* _TASK DESCRIPTION_
Output every entry exactly as written.

* _TASK MATERIAL_
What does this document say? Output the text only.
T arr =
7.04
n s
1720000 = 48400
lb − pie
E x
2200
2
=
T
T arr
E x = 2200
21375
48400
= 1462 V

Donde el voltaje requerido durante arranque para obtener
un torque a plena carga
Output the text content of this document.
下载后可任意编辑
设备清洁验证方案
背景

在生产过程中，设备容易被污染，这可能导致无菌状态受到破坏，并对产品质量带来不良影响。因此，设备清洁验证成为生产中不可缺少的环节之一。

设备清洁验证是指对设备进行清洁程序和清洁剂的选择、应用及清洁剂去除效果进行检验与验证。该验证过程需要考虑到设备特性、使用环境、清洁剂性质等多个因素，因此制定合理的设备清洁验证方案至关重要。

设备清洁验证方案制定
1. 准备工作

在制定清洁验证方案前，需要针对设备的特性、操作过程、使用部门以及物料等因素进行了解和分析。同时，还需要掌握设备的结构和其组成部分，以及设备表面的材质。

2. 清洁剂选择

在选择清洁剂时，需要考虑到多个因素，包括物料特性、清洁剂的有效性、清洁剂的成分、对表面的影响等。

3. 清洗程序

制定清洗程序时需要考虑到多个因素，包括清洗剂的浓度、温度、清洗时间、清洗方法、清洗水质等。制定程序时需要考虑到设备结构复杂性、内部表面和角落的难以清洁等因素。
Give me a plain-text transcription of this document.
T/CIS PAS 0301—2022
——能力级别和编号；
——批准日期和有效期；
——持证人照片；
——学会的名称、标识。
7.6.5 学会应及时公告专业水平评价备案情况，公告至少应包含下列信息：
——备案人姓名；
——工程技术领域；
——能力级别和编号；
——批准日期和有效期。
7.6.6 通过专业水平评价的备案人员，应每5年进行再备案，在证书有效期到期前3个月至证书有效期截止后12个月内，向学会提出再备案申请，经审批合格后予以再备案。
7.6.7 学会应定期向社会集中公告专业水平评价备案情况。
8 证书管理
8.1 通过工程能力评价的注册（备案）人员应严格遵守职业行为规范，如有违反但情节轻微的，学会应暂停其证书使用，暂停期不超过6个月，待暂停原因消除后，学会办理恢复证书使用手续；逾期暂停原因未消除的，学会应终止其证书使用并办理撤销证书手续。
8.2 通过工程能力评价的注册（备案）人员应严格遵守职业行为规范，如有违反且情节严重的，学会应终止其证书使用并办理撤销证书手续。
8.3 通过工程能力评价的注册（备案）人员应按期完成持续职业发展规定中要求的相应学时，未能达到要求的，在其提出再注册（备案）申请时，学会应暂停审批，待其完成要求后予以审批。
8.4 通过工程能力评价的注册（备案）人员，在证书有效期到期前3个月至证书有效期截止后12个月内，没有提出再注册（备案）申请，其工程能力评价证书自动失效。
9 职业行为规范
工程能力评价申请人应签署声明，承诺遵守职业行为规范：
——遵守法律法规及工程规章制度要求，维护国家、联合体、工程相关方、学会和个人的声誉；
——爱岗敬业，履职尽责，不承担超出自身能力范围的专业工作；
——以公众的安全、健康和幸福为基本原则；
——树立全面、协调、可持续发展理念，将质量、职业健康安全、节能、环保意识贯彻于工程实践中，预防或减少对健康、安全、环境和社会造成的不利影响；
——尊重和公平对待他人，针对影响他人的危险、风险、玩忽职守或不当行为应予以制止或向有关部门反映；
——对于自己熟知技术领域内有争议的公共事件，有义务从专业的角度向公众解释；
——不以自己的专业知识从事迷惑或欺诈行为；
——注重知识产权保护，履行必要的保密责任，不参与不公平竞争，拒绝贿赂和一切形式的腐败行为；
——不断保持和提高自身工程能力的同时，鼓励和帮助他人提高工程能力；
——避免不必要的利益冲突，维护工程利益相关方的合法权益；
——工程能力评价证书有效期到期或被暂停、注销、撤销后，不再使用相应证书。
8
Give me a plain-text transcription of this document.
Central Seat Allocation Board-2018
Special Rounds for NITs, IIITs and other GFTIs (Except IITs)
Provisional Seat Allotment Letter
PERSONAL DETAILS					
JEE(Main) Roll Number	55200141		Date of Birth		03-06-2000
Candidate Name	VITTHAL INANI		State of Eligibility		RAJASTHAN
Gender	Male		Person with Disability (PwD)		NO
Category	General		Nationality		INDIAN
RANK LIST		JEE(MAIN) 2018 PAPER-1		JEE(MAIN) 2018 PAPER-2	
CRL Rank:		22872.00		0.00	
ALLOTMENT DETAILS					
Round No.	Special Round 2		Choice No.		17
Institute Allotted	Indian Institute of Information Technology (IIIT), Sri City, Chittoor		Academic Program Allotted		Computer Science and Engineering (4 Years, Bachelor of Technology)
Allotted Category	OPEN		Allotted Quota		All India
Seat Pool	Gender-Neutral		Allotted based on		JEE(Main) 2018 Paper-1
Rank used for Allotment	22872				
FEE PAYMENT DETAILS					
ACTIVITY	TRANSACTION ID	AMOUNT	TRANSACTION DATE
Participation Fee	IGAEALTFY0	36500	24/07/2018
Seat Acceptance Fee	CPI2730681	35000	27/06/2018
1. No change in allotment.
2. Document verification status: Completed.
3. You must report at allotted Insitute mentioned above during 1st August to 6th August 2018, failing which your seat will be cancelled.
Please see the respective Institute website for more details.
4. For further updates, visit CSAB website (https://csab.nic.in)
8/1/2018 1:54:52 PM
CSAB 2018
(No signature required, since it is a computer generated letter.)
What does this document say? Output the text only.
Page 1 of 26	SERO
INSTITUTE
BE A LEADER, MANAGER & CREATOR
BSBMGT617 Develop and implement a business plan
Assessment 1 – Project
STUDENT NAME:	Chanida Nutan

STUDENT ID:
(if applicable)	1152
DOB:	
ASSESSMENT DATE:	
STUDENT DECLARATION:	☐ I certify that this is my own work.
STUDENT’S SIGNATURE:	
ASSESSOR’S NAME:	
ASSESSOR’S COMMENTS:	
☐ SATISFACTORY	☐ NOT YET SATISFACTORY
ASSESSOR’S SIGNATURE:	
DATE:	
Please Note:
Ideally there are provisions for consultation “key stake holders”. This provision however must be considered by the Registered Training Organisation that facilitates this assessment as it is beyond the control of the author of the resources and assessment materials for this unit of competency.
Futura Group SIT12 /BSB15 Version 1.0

* _ANSWER_
What does this document say? Output the text only.
T arr =
7.04
n s
1720000 = 48400
lb − pie
E x
2200
2
=
T
T arr
E x = 2200
21375
48400
= 1462 V

Donde el voltaje requerido durante arranque para obtener
un torque a plena carga
Output the text content of this document.
下载后可任意编辑
设备清洁验证方案
背景

在生产过程中，设备容易被污染，这可能导致无菌状态受到破坏，并对产品质量带来不良影响。因此，设备清洁验证成为生产中不可缺少的环节之一。

设备清洁验证是指对设备进行清洁程序和清洁剂的选择、应用及清洁剂去除效果进行检验与验证。该验证过程需要考虑到设备特性、使用环境、清洁剂性质等多个因素，因此制定合理的设备清洁验证方案至关重要。

设备清洁验证方案制定
1. 准备工作

在制定清洁验证方案前，需要针对设备的特性、操作过程、使用部门以及物料等因素进行了解和分析。同时，还需要掌握设备的结构和其组成部分，以及设备表面的材质。

2. 清洁剂选择

在选择清洁剂时，需要考虑到多个因素，包括物料特性、清洁剂的有效性、清洁剂的成分、对表面的影响等。

3. 清洗程序

制定清洗程序时需要考虑到多个因素，包括清洗剂的浓度、温度、清洗时间、清洗方法、清洗水质等。制定程序时需要考虑到设备结构复杂性、内部表面和角落的难以清洁等因素。
Give me a plain-text transcription of this document.
T/CIS PAS 0301—2022
——能力级别和编号；
——批准日期和有效期；
——持证人照片；
——学会的名称、标识。
7.6.5 学会应及时公告专业水平评价备案情况，公告至少应包含下列信息：
——备案人姓名；
——工程技术领域；
——能力级别和编号；
——批准日期和有效期。
7.6.6 通过专业水平评价的备案人员，应每5年进行再备案，在证书有效期到期前3个月至证书有效期截止后12个月内，向学会提出再备案申请，经审批合格后予以再备案。
7.6.7 学会应定期向社会集中公告专业水平评价备案情况。
8 证书管理
8.1 通过工程能力评价的注册（备案）人员应严格遵守职业行为规范，如有违反但情节轻微的，学会应暂停其证书使用，暂停期不超过6个月，待暂停原因消除后，学会办理恢复证书使用手续；逾期暂停原因未消除的，学会应终止其证书使用并办理撤销证书手续。
8.2 通过工程能力评价的注册（备案）人员应严格遵守职业行为规范，如有违反且情节严重的，学会应终止其证书使用并办理撤销证书手续。
8.3 通过工程能力评价的注册（备案）人员应按期完成持续职业发展规定中要求的相应学时，未能达到要求的，在其提出再注册（备案）申请时，学会应暂停审批，待其完成要求后予以审批。
8.4 通过工程能力评价的注册（备案）人员，在证书有效期到期前3个月至证书有效期截止后12个月内，没有提出再注册（备案）申请，其工程能力评价证书自动失效。
9 职业行为规范
工程能力评价申请人应签署声明，承诺遵守职业行为规范：
——遵守法律法规及工程规章制度要求，维护国家、联合体、工程相关方、学会和个人的声誉；
——爱岗敬业，履职尽责，不承担超出自身能力范围的专业工作；
——以公众的安全、健康和幸福为基本原则；
——树立全面、协调、可持续发展理念，将质量、职业健康安全、节能、环保意识贯彻于工程实践中，预防或减少对健康、安全、环境和社会造成的不利影响；
——尊重和公平对待他人，针对影响他人的危险、风险、玩忽职守或不当行为应予以制止或向有关部门反映；
——对于自己熟知技术领域内有争议的公共事件，有义务从专业的角度向公众解释；
——不以自己的专业知识从事迷惑或欺诈行为；
——注重知识产权保护，履行必要的保密责任，不参与不公平竞争，拒绝贿赂和一切形式的腐败行为；
——不断保持和提高自身工程能力的同时，鼓励和帮助他人提高工程能力；
——避免不必要的利益冲突，维护工程利益相关方的合法权益；
——工程能力评价证书有效期到期或被暂停、注销、撤销后，不再使用相应证书。
8
Give me a plain-text transcription of this document.
Central Seat Allocation Board-2018
Special Rounds for NITs, IIITs and other GFTIs (Except IITs)
Provisional Seat Allotment Letter
PERSONAL DETAILS					
JEE(Main) Roll Number	55200141		Date of Birth		03-06-2000
Candidate Name	VITTHAL INANI		State of Eligibility		RAJASTHAN
Gender	Male		Person with Disability (PwD)		NO
Category	General		Nationality		INDIAN
RANK LIST		JEE(MAIN) 2018 PAPER-1		JEE(MAIN) 2018 PAPER-2	
CRL Rank:		22872.00		0.00	
ALLOTMENT DETAILS					
Round No.	Special Round 2		Choice No.		17
Institute Allotted	Indian Institute of Information Technology (IIIT), Sri City, Chittoor		Academic Program Allotted		Computer Science and Engineering (4 Years, Bachelor of Technology)
Allotted Category	OPEN		Allotted Quota		All India
Seat Pool	Gender-Neutral		Allotted based on		JEE(Main) 2018 Paper-1
Rank used for Allotment	22872				
FEE PAYMENT DETAILS					
ACTIVITY	TRANSACTION ID	AMOUNT	TRANSACTION DATE
Participation Fee	IGAEALTFY0	36500	24/07/2018
Seat Acceptance Fee	CPI2730681	35000	27/06/2018
1. No change in allotment.
2. Document verification status: Completed.
3. You must report at allotted Insitute mentioned above during 1st August to 6th August 2018, failing which your seat will be cancelled.
Please see the respective Institute website for more details.
4. For further updates, visit CSAB website (https://csab.nic.in)
8/1/2018 1:54:52 PM
CSAB 2018
(No signature required, since it is a computer generated letter.)
What does this document say? Output the text only.
Page 1 of 26	SERO
INSTITUTE
BE A LEADER, MANAGER & CREATOR
BSBMGT617 Develop and implement a business plan
Assessment 1 – Project
STUDENT NAME:	Chanida Nutan

STUDENT ID:
(if applicable)	1152
DOB:	
ASSESSMENT DATE:	
STUDENT DECLARATION:	☐ I certify that this is my own work.
STUDENT’S SIGNATURE:	
ASSESSOR’S NAME:	
ASSESSOR’S COMMENTS:	
☐ SATISFACTORY	☐ NOT YET SATISFACTORY
ASSESSOR’S SIGNATURE:	
DATE:	
Please Note:
Ideally there are provisions for consultation “key stake holders”. This provision however must be considered by the Registered Training Organisation that facilitates this assessment as it is beyond the control of the author of the resources and assessment materials for this unit of competency.
Futura Group SIT12 /BSB15 Version 1.0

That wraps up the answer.